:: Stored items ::
####
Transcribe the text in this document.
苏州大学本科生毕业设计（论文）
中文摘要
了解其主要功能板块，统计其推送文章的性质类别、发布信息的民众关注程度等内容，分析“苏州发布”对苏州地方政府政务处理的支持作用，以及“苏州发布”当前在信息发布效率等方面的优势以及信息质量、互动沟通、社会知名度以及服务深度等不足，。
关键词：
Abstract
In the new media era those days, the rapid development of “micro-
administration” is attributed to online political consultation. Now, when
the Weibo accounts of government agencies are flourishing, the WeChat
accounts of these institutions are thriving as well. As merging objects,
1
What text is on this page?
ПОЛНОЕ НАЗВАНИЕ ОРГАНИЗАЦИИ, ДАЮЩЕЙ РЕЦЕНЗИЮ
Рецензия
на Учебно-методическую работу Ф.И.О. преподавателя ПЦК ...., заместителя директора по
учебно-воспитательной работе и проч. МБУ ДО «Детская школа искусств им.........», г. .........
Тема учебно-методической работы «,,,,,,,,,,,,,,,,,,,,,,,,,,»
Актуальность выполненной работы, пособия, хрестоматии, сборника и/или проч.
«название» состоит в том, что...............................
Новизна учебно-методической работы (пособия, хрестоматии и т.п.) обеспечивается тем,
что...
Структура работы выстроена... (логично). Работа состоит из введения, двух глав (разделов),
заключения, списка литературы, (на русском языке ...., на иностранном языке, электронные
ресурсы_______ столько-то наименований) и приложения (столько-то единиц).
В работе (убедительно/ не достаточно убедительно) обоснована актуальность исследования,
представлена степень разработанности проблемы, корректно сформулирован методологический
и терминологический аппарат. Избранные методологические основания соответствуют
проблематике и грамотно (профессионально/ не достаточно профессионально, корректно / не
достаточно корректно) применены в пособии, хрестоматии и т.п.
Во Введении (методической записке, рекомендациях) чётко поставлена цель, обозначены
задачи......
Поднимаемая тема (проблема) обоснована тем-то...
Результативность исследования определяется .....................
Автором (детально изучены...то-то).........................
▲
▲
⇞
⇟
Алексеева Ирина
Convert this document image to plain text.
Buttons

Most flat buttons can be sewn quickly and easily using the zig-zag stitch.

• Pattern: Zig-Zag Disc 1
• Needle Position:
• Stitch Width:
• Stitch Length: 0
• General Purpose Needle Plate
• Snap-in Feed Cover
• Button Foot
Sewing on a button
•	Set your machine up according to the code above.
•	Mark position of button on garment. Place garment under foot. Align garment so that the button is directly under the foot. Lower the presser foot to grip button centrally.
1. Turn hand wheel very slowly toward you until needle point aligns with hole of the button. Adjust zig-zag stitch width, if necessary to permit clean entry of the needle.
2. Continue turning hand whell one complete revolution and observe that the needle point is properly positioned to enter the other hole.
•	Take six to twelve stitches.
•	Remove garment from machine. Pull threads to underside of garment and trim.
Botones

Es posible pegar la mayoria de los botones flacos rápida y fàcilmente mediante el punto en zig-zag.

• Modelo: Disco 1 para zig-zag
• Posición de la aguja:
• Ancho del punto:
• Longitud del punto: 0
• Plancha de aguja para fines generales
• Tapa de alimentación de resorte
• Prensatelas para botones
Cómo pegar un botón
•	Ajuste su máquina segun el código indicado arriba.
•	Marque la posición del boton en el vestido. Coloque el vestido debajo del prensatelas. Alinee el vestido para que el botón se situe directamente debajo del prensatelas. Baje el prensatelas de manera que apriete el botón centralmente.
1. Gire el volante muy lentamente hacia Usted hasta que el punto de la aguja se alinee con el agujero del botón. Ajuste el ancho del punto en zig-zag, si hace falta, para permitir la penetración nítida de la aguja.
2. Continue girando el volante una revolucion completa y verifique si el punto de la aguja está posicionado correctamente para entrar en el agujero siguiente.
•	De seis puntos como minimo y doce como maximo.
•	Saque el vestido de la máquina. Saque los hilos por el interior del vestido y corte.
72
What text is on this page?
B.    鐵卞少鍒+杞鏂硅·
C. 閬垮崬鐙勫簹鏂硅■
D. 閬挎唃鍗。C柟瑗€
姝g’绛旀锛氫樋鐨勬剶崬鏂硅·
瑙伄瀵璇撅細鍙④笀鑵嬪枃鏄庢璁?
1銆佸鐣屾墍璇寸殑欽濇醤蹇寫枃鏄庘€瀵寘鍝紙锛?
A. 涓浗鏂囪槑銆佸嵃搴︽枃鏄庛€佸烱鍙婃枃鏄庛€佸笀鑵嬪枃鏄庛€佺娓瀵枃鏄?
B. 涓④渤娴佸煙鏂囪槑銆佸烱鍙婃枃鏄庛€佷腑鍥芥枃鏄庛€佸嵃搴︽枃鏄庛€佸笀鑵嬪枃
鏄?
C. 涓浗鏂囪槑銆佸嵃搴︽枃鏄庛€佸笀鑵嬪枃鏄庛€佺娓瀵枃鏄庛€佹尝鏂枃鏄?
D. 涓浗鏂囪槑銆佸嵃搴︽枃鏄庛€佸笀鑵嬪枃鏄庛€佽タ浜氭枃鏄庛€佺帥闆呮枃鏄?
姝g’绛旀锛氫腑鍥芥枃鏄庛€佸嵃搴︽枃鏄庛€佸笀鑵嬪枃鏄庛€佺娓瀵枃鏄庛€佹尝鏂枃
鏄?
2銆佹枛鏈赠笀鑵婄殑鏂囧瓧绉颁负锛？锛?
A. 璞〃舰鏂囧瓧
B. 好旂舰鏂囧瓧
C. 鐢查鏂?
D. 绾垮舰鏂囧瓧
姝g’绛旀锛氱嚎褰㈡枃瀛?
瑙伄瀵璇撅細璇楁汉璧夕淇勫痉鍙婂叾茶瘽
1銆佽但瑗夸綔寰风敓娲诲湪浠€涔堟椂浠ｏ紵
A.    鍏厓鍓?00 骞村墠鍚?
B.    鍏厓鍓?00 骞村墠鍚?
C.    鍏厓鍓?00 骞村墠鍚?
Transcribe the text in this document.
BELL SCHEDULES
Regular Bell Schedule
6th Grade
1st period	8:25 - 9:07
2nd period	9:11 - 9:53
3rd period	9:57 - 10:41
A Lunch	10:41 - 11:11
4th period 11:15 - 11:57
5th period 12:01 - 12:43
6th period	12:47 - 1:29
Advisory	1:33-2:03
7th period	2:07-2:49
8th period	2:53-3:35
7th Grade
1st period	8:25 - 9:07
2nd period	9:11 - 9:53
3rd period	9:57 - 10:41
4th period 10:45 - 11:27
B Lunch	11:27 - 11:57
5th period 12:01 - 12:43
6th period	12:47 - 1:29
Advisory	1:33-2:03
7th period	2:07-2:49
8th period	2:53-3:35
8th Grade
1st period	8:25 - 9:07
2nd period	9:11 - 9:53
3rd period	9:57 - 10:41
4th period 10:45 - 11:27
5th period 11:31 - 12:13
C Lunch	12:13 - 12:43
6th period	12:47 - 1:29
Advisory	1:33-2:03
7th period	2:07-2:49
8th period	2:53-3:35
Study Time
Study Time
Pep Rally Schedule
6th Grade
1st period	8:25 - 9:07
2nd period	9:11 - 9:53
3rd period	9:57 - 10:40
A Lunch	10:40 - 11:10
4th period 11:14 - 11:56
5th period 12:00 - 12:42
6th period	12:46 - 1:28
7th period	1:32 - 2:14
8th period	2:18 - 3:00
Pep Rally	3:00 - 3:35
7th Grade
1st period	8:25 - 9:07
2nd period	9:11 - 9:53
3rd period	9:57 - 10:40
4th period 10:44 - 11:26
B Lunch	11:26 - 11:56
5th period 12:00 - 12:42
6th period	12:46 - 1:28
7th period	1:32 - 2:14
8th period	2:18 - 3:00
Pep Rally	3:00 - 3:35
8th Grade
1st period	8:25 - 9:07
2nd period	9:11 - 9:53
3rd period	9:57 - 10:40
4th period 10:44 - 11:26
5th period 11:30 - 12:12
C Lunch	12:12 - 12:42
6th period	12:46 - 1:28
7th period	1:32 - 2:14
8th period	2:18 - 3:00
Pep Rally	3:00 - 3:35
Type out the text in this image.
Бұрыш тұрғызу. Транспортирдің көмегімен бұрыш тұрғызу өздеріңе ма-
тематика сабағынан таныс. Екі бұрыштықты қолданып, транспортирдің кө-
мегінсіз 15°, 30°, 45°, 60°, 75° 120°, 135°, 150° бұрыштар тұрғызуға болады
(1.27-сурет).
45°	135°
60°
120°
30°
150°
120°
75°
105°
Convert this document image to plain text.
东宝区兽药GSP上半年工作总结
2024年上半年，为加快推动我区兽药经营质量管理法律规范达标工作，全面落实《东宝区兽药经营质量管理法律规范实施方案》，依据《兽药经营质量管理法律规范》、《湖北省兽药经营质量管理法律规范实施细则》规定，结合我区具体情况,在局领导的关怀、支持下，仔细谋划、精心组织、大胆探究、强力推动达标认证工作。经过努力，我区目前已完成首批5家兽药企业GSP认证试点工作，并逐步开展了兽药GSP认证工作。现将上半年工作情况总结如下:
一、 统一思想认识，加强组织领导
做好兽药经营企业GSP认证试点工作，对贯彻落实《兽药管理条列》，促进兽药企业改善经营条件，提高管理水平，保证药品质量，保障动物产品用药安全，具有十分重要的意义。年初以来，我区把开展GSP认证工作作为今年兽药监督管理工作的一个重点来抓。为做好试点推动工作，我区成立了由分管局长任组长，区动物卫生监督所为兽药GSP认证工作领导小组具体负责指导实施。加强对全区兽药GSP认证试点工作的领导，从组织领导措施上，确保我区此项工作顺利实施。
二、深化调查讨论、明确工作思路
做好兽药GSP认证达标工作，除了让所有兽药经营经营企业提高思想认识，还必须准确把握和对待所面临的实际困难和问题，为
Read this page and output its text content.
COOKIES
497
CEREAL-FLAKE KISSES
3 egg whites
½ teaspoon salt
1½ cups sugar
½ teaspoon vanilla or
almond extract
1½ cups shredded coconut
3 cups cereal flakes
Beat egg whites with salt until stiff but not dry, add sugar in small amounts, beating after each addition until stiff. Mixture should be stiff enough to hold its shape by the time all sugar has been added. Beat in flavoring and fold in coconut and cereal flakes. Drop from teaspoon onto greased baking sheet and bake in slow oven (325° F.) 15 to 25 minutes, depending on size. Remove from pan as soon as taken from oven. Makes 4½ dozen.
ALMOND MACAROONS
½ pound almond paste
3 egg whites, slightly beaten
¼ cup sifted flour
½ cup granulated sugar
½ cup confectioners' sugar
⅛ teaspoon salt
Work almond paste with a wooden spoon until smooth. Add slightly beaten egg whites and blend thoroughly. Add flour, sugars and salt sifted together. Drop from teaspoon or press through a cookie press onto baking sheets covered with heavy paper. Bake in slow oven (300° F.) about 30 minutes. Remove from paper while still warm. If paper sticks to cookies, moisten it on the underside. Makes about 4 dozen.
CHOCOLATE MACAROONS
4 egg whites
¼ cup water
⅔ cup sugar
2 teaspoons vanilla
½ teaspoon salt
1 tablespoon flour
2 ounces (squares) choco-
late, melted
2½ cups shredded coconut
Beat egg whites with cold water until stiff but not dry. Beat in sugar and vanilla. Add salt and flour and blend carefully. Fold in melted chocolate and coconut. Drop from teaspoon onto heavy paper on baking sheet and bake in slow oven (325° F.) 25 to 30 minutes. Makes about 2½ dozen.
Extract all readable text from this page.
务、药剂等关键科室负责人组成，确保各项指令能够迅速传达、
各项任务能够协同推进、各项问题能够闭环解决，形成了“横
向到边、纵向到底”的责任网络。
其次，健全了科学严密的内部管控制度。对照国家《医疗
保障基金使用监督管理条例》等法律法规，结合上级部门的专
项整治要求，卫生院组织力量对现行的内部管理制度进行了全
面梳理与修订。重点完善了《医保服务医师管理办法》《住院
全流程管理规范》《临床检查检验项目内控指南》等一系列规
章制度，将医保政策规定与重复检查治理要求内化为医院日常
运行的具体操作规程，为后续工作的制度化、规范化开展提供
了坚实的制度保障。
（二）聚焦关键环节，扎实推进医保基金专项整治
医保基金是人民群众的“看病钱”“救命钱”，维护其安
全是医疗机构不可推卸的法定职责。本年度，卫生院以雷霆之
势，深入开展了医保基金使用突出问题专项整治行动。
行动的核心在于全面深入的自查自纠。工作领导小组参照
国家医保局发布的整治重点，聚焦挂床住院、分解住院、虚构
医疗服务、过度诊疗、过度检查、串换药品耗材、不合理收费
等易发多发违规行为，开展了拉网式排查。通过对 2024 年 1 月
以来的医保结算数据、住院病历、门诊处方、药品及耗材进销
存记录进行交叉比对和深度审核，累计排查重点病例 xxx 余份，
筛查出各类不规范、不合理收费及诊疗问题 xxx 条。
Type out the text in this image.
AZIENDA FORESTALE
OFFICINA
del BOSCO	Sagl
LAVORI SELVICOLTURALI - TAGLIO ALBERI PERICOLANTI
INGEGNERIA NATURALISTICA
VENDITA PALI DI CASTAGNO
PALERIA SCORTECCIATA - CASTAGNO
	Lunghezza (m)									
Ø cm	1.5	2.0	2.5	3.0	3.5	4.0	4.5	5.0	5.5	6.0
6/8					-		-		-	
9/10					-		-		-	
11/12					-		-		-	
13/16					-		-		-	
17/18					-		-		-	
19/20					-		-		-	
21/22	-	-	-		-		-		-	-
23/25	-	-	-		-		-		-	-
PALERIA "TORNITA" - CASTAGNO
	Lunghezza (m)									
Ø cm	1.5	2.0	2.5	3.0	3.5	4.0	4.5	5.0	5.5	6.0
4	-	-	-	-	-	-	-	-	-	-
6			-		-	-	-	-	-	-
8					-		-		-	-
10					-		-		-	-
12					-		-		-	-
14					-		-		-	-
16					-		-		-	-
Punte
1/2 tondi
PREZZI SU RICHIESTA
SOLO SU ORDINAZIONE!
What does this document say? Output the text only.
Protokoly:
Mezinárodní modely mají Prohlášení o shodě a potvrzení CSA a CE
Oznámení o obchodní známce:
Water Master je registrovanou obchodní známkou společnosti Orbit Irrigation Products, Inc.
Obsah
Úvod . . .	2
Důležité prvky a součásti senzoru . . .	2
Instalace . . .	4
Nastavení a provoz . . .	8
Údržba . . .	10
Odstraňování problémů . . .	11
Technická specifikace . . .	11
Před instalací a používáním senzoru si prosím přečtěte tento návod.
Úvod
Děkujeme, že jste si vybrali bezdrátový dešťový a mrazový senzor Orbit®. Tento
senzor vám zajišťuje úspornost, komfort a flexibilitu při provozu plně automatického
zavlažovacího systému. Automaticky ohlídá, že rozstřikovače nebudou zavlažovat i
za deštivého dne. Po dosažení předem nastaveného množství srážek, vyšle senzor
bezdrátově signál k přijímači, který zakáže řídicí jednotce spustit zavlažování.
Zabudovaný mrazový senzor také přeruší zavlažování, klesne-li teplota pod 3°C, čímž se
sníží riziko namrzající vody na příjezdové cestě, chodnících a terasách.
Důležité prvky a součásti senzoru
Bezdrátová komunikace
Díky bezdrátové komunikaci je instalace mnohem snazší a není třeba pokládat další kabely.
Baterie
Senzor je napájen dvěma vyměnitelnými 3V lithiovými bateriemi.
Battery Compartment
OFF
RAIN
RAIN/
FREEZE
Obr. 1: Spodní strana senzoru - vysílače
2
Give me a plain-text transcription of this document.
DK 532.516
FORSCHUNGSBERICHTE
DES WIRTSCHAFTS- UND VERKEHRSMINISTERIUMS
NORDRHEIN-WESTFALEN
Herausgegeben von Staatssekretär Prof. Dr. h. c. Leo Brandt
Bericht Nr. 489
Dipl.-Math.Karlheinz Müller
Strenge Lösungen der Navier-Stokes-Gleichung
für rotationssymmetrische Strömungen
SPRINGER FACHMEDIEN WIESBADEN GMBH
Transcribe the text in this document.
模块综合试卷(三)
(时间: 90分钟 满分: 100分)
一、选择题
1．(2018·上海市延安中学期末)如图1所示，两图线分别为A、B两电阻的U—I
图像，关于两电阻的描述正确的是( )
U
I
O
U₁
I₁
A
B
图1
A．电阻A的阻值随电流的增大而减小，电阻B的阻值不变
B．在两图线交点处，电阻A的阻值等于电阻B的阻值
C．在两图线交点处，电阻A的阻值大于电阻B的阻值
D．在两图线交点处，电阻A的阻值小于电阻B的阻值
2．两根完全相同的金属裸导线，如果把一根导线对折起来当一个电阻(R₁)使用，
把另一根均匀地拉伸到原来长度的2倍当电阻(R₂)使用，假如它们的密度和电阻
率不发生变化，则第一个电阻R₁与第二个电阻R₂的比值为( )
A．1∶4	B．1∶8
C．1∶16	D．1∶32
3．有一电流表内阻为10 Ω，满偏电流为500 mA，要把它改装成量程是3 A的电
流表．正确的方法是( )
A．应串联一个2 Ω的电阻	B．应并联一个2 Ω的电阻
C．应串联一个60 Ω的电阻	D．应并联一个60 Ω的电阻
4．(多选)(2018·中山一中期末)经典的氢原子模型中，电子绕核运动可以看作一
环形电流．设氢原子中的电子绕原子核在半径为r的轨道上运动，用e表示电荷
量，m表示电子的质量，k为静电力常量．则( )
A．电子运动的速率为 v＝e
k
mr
####
:: YOUR OBJECTIVE ::
Write out each line of the data that holds the string "在两图线交点处".

:: RESULT BELOW ::
B．在两图线交点处，电阻A的阻值等于电阻B的阻值
C．在两图线交点处，电阻A的阻值大于电阻B的阻值
D．在两图线交点处，电阻A的阻值小于电阻B的阻值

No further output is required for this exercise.